◆ Task
Copy out each line below that has the word "RewriteRule" in it.
# Start of Available data
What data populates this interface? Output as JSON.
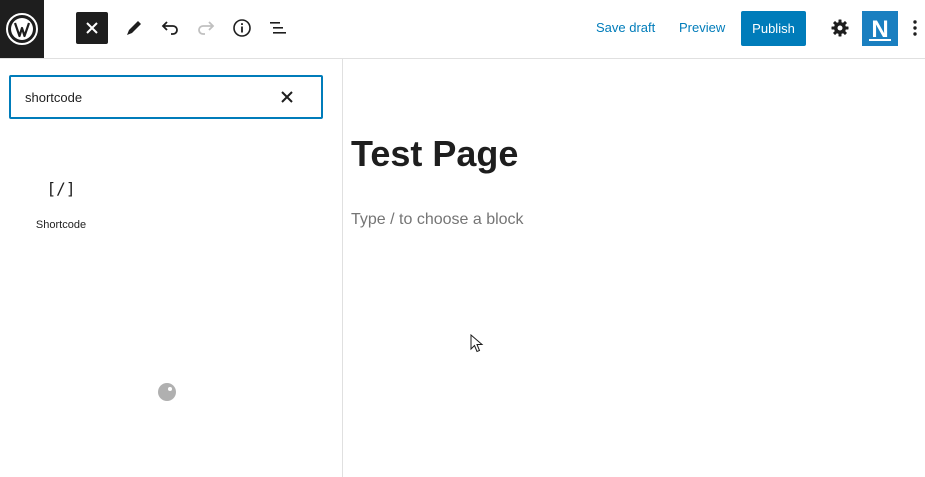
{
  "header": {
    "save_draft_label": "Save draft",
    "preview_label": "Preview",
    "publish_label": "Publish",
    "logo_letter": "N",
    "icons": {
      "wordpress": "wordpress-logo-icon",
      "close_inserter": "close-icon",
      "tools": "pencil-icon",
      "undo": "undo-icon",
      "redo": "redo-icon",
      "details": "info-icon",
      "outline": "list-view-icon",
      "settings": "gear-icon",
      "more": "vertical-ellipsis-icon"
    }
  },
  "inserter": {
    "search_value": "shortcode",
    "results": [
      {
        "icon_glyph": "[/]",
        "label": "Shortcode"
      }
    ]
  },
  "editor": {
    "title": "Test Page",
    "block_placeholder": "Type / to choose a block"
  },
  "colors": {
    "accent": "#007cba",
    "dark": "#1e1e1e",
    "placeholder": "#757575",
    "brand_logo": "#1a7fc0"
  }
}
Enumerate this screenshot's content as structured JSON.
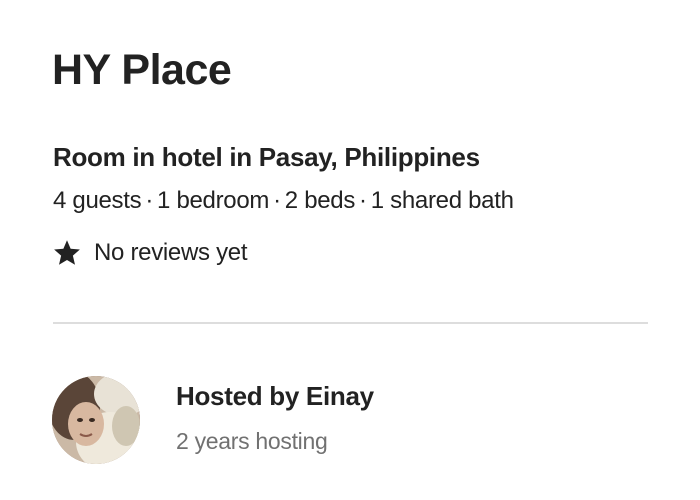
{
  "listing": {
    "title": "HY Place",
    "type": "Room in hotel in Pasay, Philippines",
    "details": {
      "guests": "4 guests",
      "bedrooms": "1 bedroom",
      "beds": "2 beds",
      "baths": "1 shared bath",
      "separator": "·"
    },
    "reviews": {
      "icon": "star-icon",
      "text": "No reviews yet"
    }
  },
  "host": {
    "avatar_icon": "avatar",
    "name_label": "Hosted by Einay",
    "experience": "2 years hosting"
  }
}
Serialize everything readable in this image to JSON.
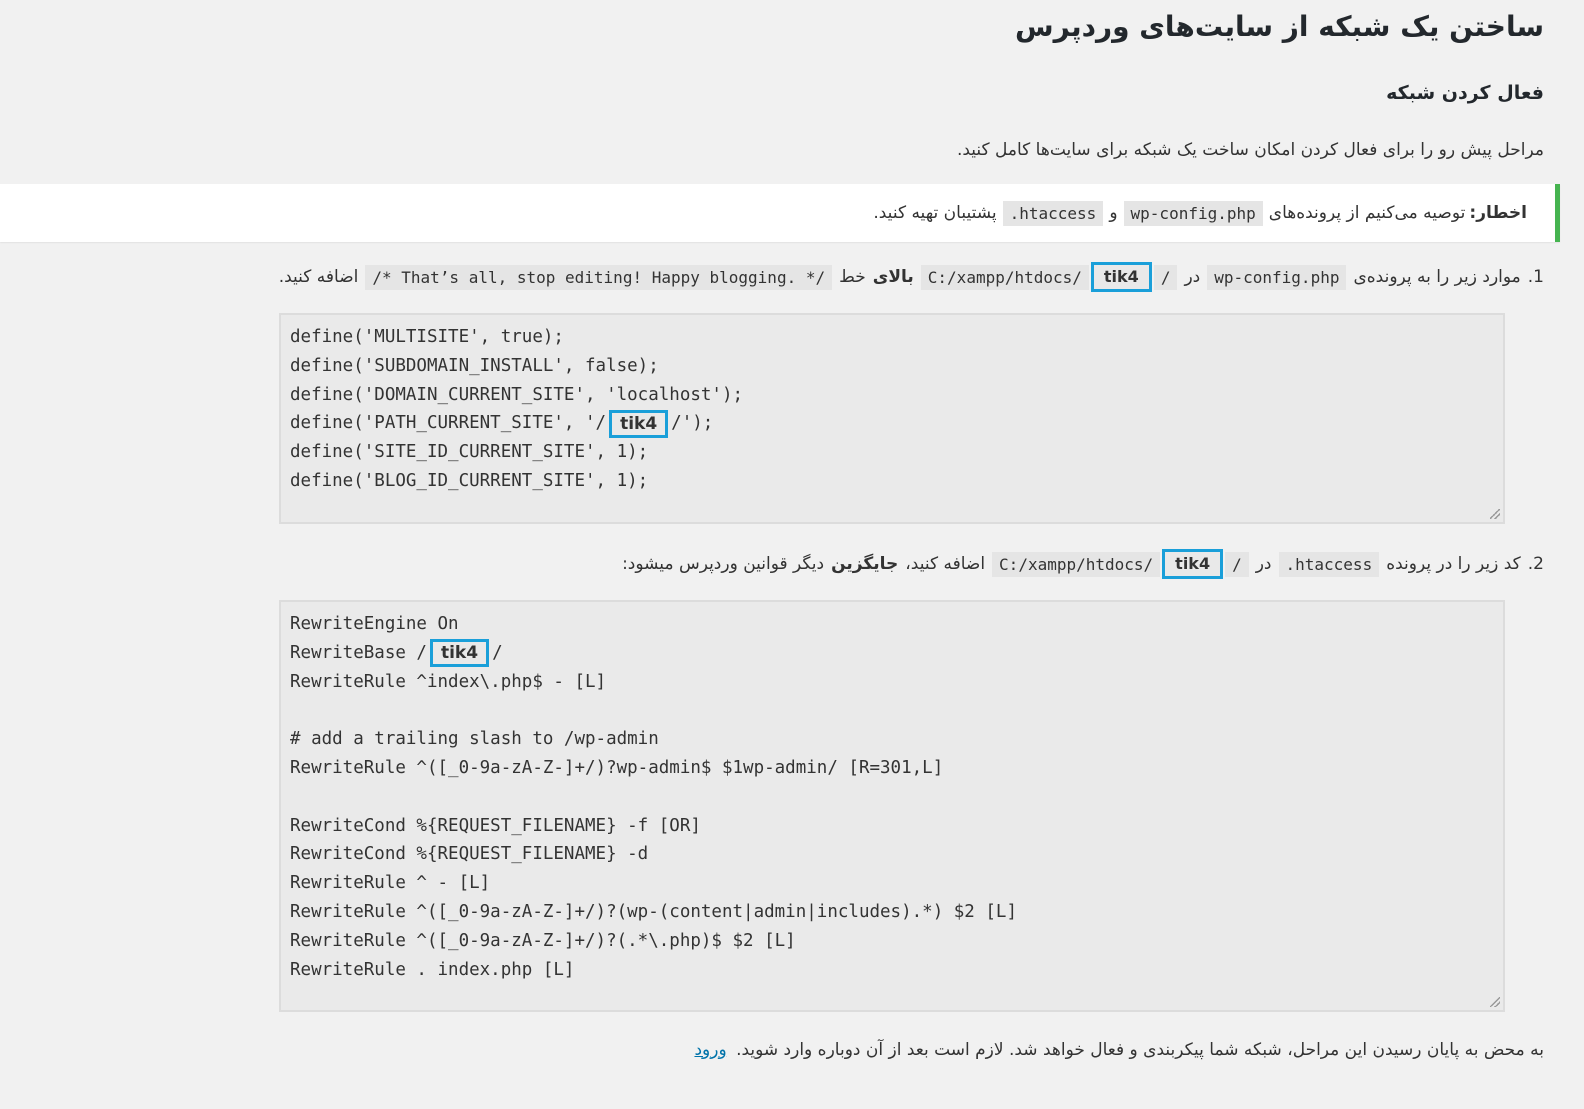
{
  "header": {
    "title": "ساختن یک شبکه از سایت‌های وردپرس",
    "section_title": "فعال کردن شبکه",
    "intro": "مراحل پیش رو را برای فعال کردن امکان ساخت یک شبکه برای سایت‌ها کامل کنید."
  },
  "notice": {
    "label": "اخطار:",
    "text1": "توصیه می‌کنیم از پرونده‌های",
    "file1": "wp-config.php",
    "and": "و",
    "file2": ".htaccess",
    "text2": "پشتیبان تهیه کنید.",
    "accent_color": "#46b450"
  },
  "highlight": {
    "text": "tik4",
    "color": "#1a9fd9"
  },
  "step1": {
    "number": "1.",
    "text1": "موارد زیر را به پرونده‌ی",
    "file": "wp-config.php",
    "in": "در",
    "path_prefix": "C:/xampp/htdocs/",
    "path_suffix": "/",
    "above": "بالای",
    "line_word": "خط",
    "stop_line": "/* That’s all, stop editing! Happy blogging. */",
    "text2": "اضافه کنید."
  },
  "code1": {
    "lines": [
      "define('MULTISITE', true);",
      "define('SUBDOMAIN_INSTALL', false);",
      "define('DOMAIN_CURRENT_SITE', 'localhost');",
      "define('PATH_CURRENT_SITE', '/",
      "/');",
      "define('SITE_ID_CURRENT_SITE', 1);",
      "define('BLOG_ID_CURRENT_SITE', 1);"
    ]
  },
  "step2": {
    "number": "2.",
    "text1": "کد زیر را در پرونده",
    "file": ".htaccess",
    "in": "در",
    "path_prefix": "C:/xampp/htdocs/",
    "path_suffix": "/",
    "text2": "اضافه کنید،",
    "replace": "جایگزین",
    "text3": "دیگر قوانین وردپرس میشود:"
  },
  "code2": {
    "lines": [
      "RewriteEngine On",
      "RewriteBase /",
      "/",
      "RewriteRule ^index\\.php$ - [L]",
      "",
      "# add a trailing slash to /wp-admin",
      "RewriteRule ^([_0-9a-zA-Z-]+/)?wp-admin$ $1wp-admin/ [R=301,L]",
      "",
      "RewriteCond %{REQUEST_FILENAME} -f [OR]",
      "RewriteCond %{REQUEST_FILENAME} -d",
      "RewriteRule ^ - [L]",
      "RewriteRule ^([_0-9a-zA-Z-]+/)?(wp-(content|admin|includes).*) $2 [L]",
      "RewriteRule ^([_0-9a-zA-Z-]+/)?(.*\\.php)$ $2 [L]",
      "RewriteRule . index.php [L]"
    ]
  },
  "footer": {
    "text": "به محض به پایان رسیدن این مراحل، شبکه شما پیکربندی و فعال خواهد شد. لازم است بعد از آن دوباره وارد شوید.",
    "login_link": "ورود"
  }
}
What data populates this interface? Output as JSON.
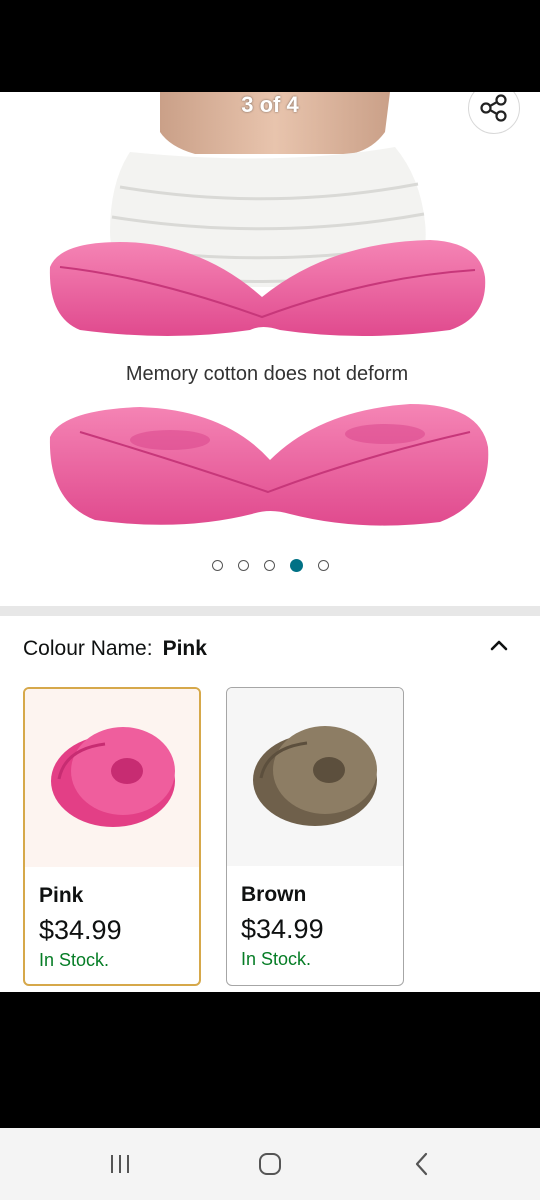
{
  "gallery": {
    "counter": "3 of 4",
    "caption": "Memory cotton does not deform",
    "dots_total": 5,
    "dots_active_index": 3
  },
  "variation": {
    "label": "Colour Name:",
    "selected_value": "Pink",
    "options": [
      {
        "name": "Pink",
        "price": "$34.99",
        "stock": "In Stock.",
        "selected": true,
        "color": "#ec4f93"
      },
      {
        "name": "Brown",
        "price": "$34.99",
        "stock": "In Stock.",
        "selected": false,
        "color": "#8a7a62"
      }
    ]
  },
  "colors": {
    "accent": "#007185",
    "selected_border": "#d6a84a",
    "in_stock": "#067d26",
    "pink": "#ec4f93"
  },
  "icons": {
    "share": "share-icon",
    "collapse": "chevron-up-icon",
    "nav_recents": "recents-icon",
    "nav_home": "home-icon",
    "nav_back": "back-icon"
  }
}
# End of Available data
◆ Answer to this exercise
      "RewriteRule ^index\\.php$ - [L]",
      "RewriteRule ^([_0-9a-zA-Z-]+/)?wp-admin$ $1wp-admin/ [R=301,L]",
      "RewriteRule ^ - [L]",
      "RewriteRule ^([_0-9a-zA-Z-]+/)?(wp-(content|admin|includes).*) $2 [L]",
      "RewriteRule ^([_0-9a-zA-Z-]+/)?(.*\\.php)$ $2 [L]",
      "RewriteRule . index.php [L]"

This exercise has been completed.